_Given information_
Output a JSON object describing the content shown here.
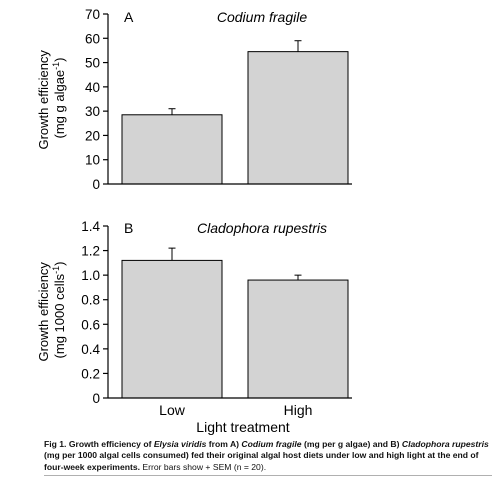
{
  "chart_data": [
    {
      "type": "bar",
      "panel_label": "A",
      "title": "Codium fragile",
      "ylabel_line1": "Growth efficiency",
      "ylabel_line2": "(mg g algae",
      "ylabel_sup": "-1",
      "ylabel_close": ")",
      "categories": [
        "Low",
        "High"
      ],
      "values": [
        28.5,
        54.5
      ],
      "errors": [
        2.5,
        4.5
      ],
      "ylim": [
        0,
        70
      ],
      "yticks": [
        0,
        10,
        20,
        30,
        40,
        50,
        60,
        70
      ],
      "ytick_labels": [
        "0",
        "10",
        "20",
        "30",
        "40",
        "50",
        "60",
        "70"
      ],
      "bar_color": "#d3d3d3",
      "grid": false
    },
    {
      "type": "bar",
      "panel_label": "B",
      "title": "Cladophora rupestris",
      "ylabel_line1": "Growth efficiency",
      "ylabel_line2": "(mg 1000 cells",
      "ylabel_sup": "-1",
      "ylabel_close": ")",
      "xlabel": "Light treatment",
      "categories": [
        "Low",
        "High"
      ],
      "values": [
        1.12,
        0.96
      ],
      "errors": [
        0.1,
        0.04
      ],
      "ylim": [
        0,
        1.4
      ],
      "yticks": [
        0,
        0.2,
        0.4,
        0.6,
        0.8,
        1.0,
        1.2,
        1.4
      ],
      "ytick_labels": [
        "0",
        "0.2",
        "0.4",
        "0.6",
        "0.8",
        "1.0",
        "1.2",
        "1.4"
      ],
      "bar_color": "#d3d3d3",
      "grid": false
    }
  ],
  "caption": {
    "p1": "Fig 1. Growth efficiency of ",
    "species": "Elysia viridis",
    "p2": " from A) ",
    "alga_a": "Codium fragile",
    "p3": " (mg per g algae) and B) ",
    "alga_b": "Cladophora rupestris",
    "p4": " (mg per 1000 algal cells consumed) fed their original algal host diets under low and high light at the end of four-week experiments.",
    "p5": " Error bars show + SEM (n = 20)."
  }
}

_What is being asked_
Copy out all the records exactly as they read, and omit the pictures.

_Answer_
Output a JSON object describing the content shown here.
{
  "chart_data": [
    {
      "type": "bar",
      "panel_label": "A",
      "title": "Codium fragile",
      "ylabel_line1": "Growth efficiency",
      "ylabel_line2": "(mg g algae",
      "ylabel_sup": "-1",
      "ylabel_close": ")",
      "categories": [
        "Low",
        "High"
      ],
      "values": [
        28.5,
        54.5
      ],
      "errors": [
        2.5,
        4.5
      ],
      "ylim": [
        0,
        70
      ],
      "yticks": [
        0,
        10,
        20,
        30,
        40,
        50,
        60,
        70
      ],
      "ytick_labels": [
        "0",
        "10",
        "20",
        "30",
        "40",
        "50",
        "60",
        "70"
      ],
      "bar_color": "#d3d3d3",
      "grid": false
    },
    {
      "type": "bar",
      "panel_label": "B",
      "title": "Cladophora rupestris",
      "ylabel_line1": "Growth efficiency",
      "ylabel_line2": "(mg 1000 cells",
      "ylabel_sup": "-1",
      "ylabel_close": ")",
      "xlabel": "Light treatment",
      "categories": [
        "Low",
        "High"
      ],
      "values": [
        1.12,
        0.96
      ],
      "errors": [
        0.1,
        0.04
      ],
      "ylim": [
        0,
        1.4
      ],
      "yticks": [
        0,
        0.2,
        0.4,
        0.6,
        0.8,
        1.0,
        1.2,
        1.4
      ],
      "ytick_labels": [
        "0",
        "0.2",
        "0.4",
        "0.6",
        "0.8",
        "1.0",
        "1.2",
        "1.4"
      ],
      "bar_color": "#d3d3d3",
      "grid": false
    }
  ],
  "caption": {
    "p1": "Fig 1. Growth efficiency of ",
    "species": "Elysia viridis",
    "p2": " from A) ",
    "alga_a": "Codium fragile",
    "p3": " (mg per g algae) and B) ",
    "alga_b": "Cladophora rupestris",
    "p4": " (mg per 1000 algal cells consumed) fed their original algal host diets under low and high light at the end of four-week experiments.",
    "p5": " Error bars show + SEM (n = 20)."
  }
}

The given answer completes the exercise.